- **Goal**: Read the data and repeat all of it exactly.

- **Records for processing**:
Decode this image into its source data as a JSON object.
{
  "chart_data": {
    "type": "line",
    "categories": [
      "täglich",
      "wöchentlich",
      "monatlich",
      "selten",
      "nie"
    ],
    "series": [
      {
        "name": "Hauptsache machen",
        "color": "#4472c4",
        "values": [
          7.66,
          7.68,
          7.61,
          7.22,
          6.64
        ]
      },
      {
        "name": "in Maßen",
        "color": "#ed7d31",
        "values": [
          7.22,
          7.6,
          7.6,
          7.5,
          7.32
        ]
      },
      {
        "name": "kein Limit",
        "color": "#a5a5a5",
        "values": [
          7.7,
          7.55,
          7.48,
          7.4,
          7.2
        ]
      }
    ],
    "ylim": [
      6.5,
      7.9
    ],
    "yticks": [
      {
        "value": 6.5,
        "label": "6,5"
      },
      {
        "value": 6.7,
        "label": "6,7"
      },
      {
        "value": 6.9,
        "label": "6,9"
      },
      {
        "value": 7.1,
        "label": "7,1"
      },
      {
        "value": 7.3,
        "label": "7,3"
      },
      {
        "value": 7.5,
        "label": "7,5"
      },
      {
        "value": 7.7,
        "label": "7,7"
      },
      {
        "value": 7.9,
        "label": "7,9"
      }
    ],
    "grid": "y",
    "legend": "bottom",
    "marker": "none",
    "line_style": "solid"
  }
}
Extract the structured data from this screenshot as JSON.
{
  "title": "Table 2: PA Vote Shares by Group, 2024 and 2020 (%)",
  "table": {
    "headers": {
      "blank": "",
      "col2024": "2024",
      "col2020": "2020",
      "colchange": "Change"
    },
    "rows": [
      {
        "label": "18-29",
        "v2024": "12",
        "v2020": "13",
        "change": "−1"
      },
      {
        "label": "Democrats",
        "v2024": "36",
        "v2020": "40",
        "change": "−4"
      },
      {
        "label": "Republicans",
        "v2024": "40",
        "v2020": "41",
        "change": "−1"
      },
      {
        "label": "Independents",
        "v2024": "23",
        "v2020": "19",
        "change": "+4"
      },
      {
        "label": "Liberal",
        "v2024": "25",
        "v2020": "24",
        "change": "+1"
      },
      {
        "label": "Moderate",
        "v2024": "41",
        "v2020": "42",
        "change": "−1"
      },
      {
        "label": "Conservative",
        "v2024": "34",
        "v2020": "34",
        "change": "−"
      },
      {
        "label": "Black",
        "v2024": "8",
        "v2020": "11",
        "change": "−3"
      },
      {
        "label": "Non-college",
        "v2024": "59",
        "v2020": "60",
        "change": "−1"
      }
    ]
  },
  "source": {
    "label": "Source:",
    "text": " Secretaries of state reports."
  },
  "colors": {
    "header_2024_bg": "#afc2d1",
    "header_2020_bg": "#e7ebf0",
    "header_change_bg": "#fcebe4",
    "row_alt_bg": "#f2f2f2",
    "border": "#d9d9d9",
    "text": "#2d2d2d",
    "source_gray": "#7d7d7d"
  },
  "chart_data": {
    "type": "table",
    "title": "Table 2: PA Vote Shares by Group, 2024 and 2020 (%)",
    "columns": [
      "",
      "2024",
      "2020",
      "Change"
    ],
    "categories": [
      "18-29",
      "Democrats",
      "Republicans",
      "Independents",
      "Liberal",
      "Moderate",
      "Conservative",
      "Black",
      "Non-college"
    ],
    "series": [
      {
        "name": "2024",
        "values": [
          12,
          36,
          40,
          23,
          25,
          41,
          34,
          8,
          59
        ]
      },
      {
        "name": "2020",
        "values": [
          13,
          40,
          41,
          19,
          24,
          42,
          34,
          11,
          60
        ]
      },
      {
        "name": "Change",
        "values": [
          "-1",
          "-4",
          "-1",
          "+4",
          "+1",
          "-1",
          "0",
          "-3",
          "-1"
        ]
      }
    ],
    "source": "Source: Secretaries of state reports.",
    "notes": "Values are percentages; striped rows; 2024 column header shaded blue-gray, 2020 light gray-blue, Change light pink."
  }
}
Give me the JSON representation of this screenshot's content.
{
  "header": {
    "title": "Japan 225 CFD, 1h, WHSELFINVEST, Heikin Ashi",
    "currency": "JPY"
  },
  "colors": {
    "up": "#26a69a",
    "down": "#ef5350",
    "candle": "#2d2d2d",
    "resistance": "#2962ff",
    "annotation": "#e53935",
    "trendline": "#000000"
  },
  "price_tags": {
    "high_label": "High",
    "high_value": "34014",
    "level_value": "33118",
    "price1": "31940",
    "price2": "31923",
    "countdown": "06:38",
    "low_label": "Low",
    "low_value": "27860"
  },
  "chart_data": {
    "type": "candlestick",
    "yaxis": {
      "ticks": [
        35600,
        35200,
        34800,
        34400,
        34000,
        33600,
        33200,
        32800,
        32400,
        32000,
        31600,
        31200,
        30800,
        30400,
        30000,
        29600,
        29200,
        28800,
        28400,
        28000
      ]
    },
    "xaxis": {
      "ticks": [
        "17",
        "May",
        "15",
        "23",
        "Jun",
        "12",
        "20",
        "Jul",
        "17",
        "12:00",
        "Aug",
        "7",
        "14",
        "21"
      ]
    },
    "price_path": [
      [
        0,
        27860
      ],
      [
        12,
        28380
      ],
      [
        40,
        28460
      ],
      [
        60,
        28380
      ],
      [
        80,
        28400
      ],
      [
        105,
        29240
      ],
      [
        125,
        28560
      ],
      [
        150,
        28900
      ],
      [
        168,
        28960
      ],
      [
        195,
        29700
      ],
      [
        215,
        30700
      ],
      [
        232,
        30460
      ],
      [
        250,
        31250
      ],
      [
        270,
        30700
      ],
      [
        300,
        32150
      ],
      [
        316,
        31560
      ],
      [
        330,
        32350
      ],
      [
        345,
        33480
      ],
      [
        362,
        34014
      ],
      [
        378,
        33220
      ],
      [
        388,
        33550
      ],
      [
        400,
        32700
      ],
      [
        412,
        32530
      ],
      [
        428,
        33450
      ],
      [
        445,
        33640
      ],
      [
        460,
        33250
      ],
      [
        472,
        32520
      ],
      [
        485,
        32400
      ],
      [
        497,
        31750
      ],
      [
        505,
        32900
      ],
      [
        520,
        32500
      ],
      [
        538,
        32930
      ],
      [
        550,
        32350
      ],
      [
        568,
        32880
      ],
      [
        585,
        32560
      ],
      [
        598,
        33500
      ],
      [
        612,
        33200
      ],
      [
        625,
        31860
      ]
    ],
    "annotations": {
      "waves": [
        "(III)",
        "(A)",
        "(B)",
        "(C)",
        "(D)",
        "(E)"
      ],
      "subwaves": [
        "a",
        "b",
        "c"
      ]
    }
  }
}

- **Task result**:
Decode this image into its source data as a JSON object.
{
  "chart_data": {
    "type": "line",
    "categories": [
      "täglich",
      "wöchentlich",
      "monatlich",
      "selten",
      "nie"
    ],
    "series": [
      {
        "name": "Hauptsache machen",
        "color": "#4472c4",
        "values": [
          7.66,
          7.68,
          7.61,
          7.22,
          6.64
        ]
      },
      {
        "name": "in Maßen",
        "color": "#ed7d31",
        "values": [
          7.22,
          7.6,
          7.6,
          7.5,
          7.32
        ]
      },
      {
        "name": "kein Limit",
        "color": "#a5a5a5",
        "values": [
          7.7,
          7.55,
          7.48,
          7.4,
          7.2
        ]
      }
    ],
    "ylim": [
      6.5,
      7.9
    ],
    "yticks": [
      {
        "value": 6.5,
        "label": "6,5"
      },
      {
        "value": 6.7,
        "label": "6,7"
      },
      {
        "value": 6.9,
        "label": "6,9"
      },
      {
        "value": 7.1,
        "label": "7,1"
      },
      {
        "value": 7.3,
        "label": "7,3"
      },
      {
        "value": 7.5,
        "label": "7,5"
      },
      {
        "value": 7.7,
        "label": "7,7"
      },
      {
        "value": 7.9,
        "label": "7,9"
      }
    ],
    "grid": "y",
    "legend": "bottom",
    "marker": "none",
    "line_style": "solid"
  }
}
Extract the structured data from this screenshot as JSON.
{
  "title": "Table 2: PA Vote Shares by Group, 2024 and 2020 (%)",
  "table": {
    "headers": {
      "blank": "",
      "col2024": "2024",
      "col2020": "2020",
      "colchange": "Change"
    },
    "rows": [
      {
        "label": "18-29",
        "v2024": "12",
        "v2020": "13",
        "change": "−1"
      },
      {
        "label": "Democrats",
        "v2024": "36",
        "v2020": "40",
        "change": "−4"
      },
      {
        "label": "Republicans",
        "v2024": "40",
        "v2020": "41",
        "change": "−1"
      },
      {
        "label": "Independents",
        "v2024": "23",
        "v2020": "19",
        "change": "+4"
      },
      {
        "label": "Liberal",
        "v2024": "25",
        "v2020": "24",
        "change": "+1"
      },
      {
        "label": "Moderate",
        "v2024": "41",
        "v2020": "42",
        "change": "−1"
      },
      {
        "label": "Conservative",
        "v2024": "34",
        "v2020": "34",
        "change": "−"
      },
      {
        "label": "Black",
        "v2024": "8",
        "v2020": "11",
        "change": "−3"
      },
      {
        "label": "Non-college",
        "v2024": "59",
        "v2020": "60",
        "change": "−1"
      }
    ]
  },
  "source": {
    "label": "Source:",
    "text": " Secretaries of state reports."
  },
  "colors": {
    "header_2024_bg": "#afc2d1",
    "header_2020_bg": "#e7ebf0",
    "header_change_bg": "#fcebe4",
    "row_alt_bg": "#f2f2f2",
    "border": "#d9d9d9",
    "text": "#2d2d2d",
    "source_gray": "#7d7d7d"
  },
  "chart_data": {
    "type": "table",
    "title": "Table 2: PA Vote Shares by Group, 2024 and 2020 (%)",
    "columns": [
      "",
      "2024",
      "2020",
      "Change"
    ],
    "categories": [
      "18-29",
      "Democrats",
      "Republicans",
      "Independents",
      "Liberal",
      "Moderate",
      "Conservative",
      "Black",
      "Non-college"
    ],
    "series": [
      {
        "name": "2024",
        "values": [
          12,
          36,
          40,
          23,
          25,
          41,
          34,
          8,
          59
        ]
      },
      {
        "name": "2020",
        "values": [
          13,
          40,
          41,
          19,
          24,
          42,
          34,
          11,
          60
        ]
      },
      {
        "name": "Change",
        "values": [
          "-1",
          "-4",
          "-1",
          "+4",
          "+1",
          "-1",
          "0",
          "-3",
          "-1"
        ]
      }
    ],
    "source": "Source: Secretaries of state reports.",
    "notes": "Values are percentages; striped rows; 2024 column header shaded blue-gray, 2020 light gray-blue, Change light pink."
  }
}
Give me the JSON representation of this screenshot's content.
{
  "header": {
    "title": "Japan 225 CFD, 1h, WHSELFINVEST, Heikin Ashi",
    "currency": "JPY"
  },
  "colors": {
    "up": "#26a69a",
    "down": "#ef5350",
    "candle": "#2d2d2d",
    "resistance": "#2962ff",
    "annotation": "#e53935",
    "trendline": "#000000"
  },
  "price_tags": {
    "high_label": "High",
    "high_value": "34014",
    "level_value": "33118",
    "price1": "31940",
    "price2": "31923",
    "countdown": "06:38",
    "low_label": "Low",
    "low_value": "27860"
  },
  "chart_data": {
    "type": "candlestick",
    "yaxis": {
      "ticks": [
        35600,
        35200,
        34800,
        34400,
        34000,
        33600,
        33200,
        32800,
        32400,
        32000,
        31600,
        31200,
        30800,
        30400,
        30000,
        29600,
        29200,
        28800,
        28400,
        28000
      ]
    },
    "xaxis": {
      "ticks": [
        "17",
        "May",
        "15",
        "23",
        "Jun",
        "12",
        "20",
        "Jul",
        "17",
        "12:00",
        "Aug",
        "7",
        "14",
        "21"
      ]
    },
    "price_path": [
      [
        0,
        27860
      ],
      [
        12,
        28380
      ],
      [
        40,
        28460
      ],
      [
        60,
        28380
      ],
      [
        80,
        28400
      ],
      [
        105,
        29240
      ],
      [
        125,
        28560
      ],
      [
        150,
        28900
      ],
      [
        168,
        28960
      ],
      [
        195,
        29700
      ],
      [
        215,
        30700
      ],
      [
        232,
        30460
      ],
      [
        250,
        31250
      ],
      [
        270,
        30700
      ],
      [
        300,
        32150
      ],
      [
        316,
        31560
      ],
      [
        330,
        32350
      ],
      [
        345,
        33480
      ],
      [
        362,
        34014
      ],
      [
        378,
        33220
      ],
      [
        388,
        33550
      ],
      [
        400,
        32700
      ],
      [
        412,
        32530
      ],
      [
        428,
        33450
      ],
      [
        445,
        33640
      ],
      [
        460,
        33250
      ],
      [
        472,
        32520
      ],
      [
        485,
        32400
      ],
      [
        497,
        31750
      ],
      [
        505,
        32900
      ],
      [
        520,
        32500
      ],
      [
        538,
        32930
      ],
      [
        550,
        32350
      ],
      [
        568,
        32880
      ],
      [
        585,
        32560
      ],
      [
        598,
        33500
      ],
      [
        612,
        33200
      ],
      [
        625,
        31860
      ]
    ],
    "annotations": {
      "waves": [
        "(III)",
        "(A)",
        "(B)",
        "(C)",
        "(D)",
        "(E)"
      ],
      "subwaves": [
        "a",
        "b",
        "c"
      ]
    }
  }
}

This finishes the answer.